**INSTRUCTIONS TO FOLLOW:** Reproduce the letter below word for word, from its title "To a friend I’m yet to meet" through "No gold star there."

**QUOTED PASSAGE:**
######

To a friend I’m yet to meet

To: the friend I have not yet met,
From: Me, Tsholo L. Sehume

Dear Friend,

Have you ever felt haunted by the feeling that something vital is lacking, especially in matters of love?

What a greeting to a letter, huh! 🙂

Look, I don’t know what your name is, and I don’t know your story. What I feel I do know is a tiny bit of every man’s your heart – a bit that I suspect may have, at times, beat with the same restless question that echoed in mine over the years. It’s this feeling of something missing that’s similar to attempting a tough recipe; you follow what it says, but this persistent suspicion lingers that a vital ingredient has been left out. The dish tastes good, perhaps even excellent, but it’s incomplete. Something is missing…

Perhaps this has not been your experience, but it definitely has been mine. I find myself wanting to write that in the past tense – “it had been” – but this is a realisation I struggle with to this day. Growth, as they say, is not a destination but an ongoing unfolding. Anyway…

Getting back to this sense of something missing… For a time, I felt I had a good grip on love. I allowed myself to receive and I also invested in giving, caring for, and taking great care not to get in the way of another’s peace, often going the extra mile. But these are the fundamentals in love. Right? No gold star there.

######

**DATA LINES:**

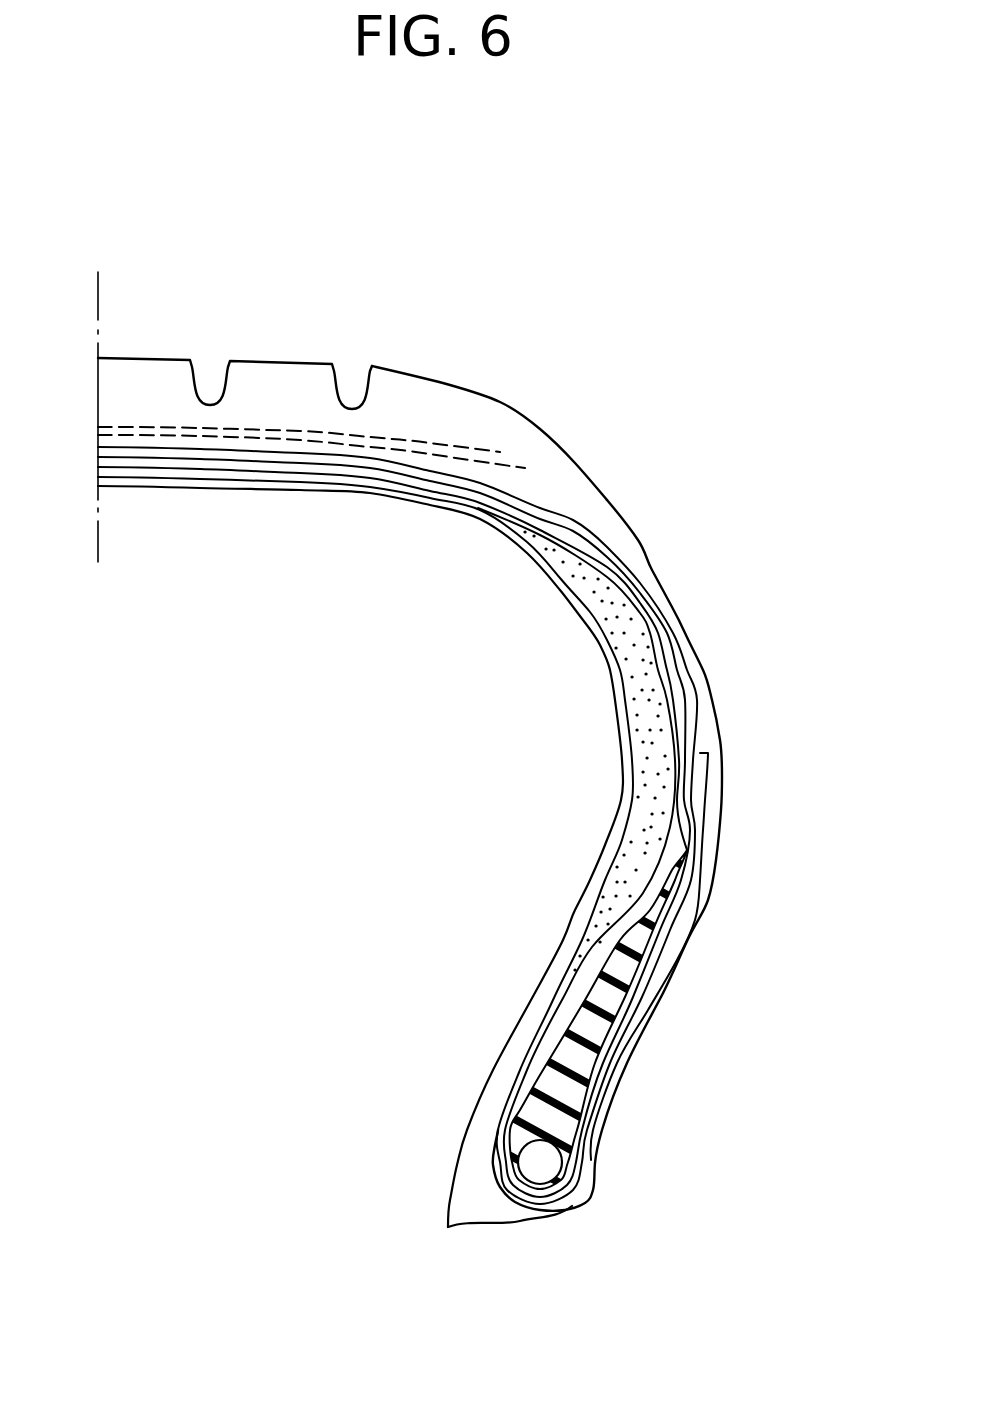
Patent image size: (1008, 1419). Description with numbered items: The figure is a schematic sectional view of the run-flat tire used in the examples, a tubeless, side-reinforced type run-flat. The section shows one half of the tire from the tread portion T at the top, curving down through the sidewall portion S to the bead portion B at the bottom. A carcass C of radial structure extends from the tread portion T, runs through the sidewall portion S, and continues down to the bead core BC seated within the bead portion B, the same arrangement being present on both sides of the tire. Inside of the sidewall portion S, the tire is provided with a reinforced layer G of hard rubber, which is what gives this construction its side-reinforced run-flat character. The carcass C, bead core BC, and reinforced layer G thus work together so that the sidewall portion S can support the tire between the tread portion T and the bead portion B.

The tread portion T is at (432, 314).
The sidewall portion S is at (754, 648).
The bead portion B is at (652, 1160).
The bead core BC is at (540, 1170).
The carcass C is at (518, 1108).
The reinforced layer G is at (643, 712).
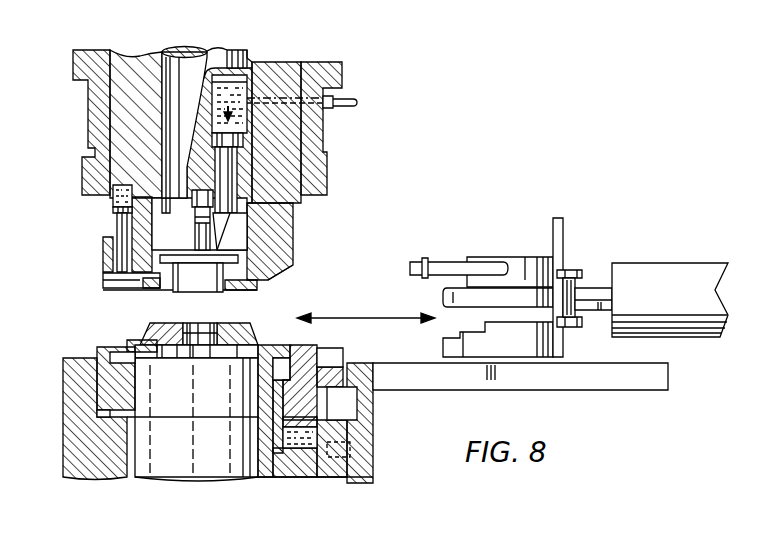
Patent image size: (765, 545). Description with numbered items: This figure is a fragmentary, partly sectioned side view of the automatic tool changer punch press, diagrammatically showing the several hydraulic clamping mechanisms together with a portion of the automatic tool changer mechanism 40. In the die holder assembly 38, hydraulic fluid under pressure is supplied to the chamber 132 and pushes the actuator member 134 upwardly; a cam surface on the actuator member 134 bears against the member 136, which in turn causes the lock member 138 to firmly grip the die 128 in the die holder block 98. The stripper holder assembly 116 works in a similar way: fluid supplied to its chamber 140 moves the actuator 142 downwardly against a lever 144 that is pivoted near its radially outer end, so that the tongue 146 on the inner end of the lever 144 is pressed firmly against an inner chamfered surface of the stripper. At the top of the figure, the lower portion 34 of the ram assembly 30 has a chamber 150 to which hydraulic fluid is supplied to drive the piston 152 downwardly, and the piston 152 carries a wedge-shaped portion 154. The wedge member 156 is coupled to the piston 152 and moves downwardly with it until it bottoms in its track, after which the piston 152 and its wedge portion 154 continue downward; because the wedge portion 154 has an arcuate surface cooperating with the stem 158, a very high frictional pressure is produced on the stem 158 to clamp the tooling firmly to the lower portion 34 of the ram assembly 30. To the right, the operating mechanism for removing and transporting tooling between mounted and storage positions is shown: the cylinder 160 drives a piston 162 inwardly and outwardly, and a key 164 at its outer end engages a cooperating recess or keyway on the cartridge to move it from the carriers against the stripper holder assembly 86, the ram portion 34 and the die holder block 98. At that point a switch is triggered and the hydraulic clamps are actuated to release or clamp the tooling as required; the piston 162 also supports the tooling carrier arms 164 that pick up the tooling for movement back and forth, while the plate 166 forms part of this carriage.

The ram assembly 30 is at (137, 45).
The lower portion of ram assembly 34 is at (213, 53).
The chamber 150 is at (257, 69).
The piston 152 is at (228, 172).
The stripper holder assembly 116 is at (92, 201).
The chamber 140 is at (112, 200).
The actuator 142 is at (113, 252).
The lever 144 is at (138, 273).
The tongue 146 is at (160, 289).
The stem 158 is at (194, 243).
The wedge-shaped portion 154 is at (222, 224).
The wedge member 156 is at (240, 238).
The stripper holder assembly 86 is at (264, 286).
The die 128 is at (229, 316).
The die holder assembly 38 is at (134, 483).
The die holder block 98 is at (127, 345).
The lock member 138 is at (263, 344).
The member 136 is at (293, 346).
The actuator member 134 is at (333, 362).
The chamber 132 is at (303, 440).
The automatic tool changer mechanism 40 is at (630, 246).
The plate 166 is at (553, 235).
The key 164 is at (578, 272).
The piston 162 is at (594, 311).
The cylinder 160 is at (677, 273).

######

**REPLY TO THE TASK:**
To a friend I’m yet to meet

To: the friend I have not yet met,
From: Me, Tsholo L. Sehume

Dear Friend,

Have you ever felt haunted by the feeling that something vital is lacking, especially in matters of love?

What a greeting to a letter, huh! 🙂

Look, I don’t know what your name is, and I don’t know your story. What I feel I do know is a tiny bit of every man’s your heart – a bit that I suspect may have, at times, beat with the same restless question that echoed in mine over the years. It’s this feeling of something missing that’s similar to attempting a tough recipe; you follow what it says, but this persistent suspicion lingers that a vital ingredient has been left out. The dish tastes good, perhaps even excellent, but it’s incomplete. Something is missing…

Perhaps this has not been your experience, but it definitely has been mine. I find myself wanting to write that in the past tense – “it had been” – but this is a realisation I struggle with to this day. Growth, as they say, is not a destination but an ongoing unfolding. Anyway…

Getting back to this sense of something missing… For a time, I felt I had a good grip on love. I allowed myself to receive and I also invested in giving, caring for, and taking great care not to get in the way of another’s peace, often going the extra mile. But these are the fundamentals in love. Right? No gold star there.